### Exercise input

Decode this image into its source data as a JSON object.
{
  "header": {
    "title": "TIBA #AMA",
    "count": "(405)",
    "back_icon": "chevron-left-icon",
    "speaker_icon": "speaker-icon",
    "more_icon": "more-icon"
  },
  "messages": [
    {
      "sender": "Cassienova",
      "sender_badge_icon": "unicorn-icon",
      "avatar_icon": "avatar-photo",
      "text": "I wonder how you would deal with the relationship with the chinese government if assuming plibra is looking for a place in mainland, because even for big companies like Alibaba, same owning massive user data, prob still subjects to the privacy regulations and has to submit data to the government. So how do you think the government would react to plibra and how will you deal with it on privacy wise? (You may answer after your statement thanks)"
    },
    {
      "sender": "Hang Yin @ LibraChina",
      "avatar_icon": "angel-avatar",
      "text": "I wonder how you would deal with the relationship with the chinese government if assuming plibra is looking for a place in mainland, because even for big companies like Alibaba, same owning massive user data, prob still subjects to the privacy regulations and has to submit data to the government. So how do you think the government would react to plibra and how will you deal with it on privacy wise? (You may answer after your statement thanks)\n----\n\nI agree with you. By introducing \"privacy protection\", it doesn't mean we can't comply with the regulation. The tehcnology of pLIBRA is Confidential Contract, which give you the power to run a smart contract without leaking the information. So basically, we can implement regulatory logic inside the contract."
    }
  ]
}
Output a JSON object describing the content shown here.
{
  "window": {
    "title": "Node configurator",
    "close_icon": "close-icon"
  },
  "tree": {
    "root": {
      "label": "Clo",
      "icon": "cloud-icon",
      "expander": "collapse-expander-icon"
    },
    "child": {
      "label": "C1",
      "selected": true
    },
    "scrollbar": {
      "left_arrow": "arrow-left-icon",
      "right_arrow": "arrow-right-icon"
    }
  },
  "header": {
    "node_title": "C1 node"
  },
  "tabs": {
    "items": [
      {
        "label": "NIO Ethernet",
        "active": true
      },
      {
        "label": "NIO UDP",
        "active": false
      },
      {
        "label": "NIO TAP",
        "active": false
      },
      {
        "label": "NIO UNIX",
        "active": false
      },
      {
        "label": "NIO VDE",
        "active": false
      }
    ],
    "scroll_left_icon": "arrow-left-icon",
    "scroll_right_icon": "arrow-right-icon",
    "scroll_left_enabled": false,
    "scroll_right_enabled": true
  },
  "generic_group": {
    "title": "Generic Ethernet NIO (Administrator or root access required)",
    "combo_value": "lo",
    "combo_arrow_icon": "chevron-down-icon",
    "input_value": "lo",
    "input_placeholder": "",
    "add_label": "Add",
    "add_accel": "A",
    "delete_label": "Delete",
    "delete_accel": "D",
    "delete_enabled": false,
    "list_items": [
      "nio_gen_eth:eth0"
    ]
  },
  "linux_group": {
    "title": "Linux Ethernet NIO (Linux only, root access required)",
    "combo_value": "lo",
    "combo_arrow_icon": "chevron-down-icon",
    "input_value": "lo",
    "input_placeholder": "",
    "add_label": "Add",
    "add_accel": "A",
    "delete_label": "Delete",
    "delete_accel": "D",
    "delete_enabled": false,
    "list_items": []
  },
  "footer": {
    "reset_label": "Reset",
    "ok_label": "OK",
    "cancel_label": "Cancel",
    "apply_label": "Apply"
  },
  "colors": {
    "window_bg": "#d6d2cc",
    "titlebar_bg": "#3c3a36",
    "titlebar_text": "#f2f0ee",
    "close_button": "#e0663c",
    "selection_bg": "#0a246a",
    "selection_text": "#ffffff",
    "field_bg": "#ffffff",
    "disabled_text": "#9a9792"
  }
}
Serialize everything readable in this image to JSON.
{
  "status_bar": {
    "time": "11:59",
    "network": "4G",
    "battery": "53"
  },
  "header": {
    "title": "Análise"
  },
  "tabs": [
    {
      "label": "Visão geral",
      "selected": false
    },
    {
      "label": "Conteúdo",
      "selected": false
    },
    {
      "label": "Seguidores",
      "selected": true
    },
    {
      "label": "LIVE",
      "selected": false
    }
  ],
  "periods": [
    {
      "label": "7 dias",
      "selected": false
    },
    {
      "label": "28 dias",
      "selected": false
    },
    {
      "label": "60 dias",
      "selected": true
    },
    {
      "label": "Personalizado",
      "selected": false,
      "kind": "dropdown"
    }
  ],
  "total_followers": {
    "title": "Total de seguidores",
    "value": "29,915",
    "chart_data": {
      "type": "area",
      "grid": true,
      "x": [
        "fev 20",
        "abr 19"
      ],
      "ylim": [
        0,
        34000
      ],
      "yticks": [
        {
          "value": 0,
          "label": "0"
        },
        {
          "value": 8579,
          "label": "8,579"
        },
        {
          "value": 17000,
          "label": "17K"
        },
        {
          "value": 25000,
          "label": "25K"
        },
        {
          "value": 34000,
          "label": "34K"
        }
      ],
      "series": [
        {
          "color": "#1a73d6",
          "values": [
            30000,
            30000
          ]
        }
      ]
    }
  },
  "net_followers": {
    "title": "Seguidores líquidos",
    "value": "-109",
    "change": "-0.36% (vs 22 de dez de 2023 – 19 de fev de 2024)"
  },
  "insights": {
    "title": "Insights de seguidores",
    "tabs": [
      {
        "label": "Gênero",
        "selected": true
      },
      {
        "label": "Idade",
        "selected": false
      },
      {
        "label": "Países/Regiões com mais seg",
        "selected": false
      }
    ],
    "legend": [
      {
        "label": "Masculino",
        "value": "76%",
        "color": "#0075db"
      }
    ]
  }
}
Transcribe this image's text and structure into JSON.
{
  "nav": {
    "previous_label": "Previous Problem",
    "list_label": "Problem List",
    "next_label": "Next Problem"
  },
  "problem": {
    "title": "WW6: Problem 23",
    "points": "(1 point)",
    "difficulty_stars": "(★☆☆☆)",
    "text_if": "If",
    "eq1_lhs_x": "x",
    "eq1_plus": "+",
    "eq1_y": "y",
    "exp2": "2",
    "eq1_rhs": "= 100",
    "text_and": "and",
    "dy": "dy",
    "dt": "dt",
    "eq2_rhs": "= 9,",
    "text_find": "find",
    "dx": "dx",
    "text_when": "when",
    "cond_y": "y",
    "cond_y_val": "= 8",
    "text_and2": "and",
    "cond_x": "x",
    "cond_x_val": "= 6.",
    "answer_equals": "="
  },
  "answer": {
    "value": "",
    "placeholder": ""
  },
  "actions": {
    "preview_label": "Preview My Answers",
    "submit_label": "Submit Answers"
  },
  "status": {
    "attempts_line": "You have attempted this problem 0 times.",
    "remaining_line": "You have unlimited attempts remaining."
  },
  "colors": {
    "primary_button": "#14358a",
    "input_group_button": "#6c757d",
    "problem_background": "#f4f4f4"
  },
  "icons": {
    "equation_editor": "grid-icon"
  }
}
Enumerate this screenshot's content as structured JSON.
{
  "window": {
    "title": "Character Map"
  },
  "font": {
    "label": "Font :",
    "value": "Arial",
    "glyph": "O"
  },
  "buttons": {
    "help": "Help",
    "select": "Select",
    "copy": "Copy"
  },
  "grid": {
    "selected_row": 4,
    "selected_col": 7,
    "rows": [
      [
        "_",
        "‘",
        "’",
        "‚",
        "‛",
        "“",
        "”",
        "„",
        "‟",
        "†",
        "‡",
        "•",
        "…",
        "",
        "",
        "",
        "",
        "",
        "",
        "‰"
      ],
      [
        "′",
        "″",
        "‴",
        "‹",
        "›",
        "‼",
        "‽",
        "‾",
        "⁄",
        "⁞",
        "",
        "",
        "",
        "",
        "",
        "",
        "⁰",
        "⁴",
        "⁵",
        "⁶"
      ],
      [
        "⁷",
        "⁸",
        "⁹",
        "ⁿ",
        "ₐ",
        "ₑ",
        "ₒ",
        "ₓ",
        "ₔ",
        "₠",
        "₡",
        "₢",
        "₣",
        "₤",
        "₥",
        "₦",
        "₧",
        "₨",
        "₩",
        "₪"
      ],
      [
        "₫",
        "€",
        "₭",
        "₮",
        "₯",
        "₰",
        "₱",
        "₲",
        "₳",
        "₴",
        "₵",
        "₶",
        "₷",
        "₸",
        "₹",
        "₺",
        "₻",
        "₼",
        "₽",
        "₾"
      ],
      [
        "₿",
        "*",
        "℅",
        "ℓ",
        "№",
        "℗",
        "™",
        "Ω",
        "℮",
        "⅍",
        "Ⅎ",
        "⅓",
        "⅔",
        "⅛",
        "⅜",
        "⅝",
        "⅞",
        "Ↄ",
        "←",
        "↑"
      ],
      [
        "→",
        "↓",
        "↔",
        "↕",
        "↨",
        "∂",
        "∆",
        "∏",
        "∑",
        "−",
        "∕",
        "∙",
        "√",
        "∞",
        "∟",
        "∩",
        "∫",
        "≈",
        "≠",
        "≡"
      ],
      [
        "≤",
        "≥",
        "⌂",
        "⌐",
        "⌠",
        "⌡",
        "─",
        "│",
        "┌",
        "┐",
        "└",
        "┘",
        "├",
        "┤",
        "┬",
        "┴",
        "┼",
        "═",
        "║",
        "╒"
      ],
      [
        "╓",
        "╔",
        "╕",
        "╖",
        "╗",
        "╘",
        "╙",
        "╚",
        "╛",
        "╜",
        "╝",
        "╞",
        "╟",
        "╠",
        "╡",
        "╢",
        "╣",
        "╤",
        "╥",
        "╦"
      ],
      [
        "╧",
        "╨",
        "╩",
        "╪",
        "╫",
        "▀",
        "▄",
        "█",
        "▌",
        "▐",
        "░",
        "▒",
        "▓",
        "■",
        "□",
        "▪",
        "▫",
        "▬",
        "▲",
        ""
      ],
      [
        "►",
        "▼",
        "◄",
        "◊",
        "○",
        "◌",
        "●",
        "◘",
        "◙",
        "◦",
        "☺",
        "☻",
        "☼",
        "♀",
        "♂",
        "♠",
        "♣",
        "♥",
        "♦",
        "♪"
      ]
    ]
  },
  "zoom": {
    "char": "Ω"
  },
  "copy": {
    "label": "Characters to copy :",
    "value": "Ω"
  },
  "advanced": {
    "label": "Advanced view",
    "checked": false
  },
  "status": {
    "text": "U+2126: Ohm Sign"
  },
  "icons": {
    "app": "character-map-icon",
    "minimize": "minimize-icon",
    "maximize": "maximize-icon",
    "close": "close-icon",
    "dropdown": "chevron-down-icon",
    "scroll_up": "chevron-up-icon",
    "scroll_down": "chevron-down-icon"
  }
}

######

= Goal =
Work out how many lines of the data above contain the string "chevron" and give the number alone.

= Solution to the problem =
6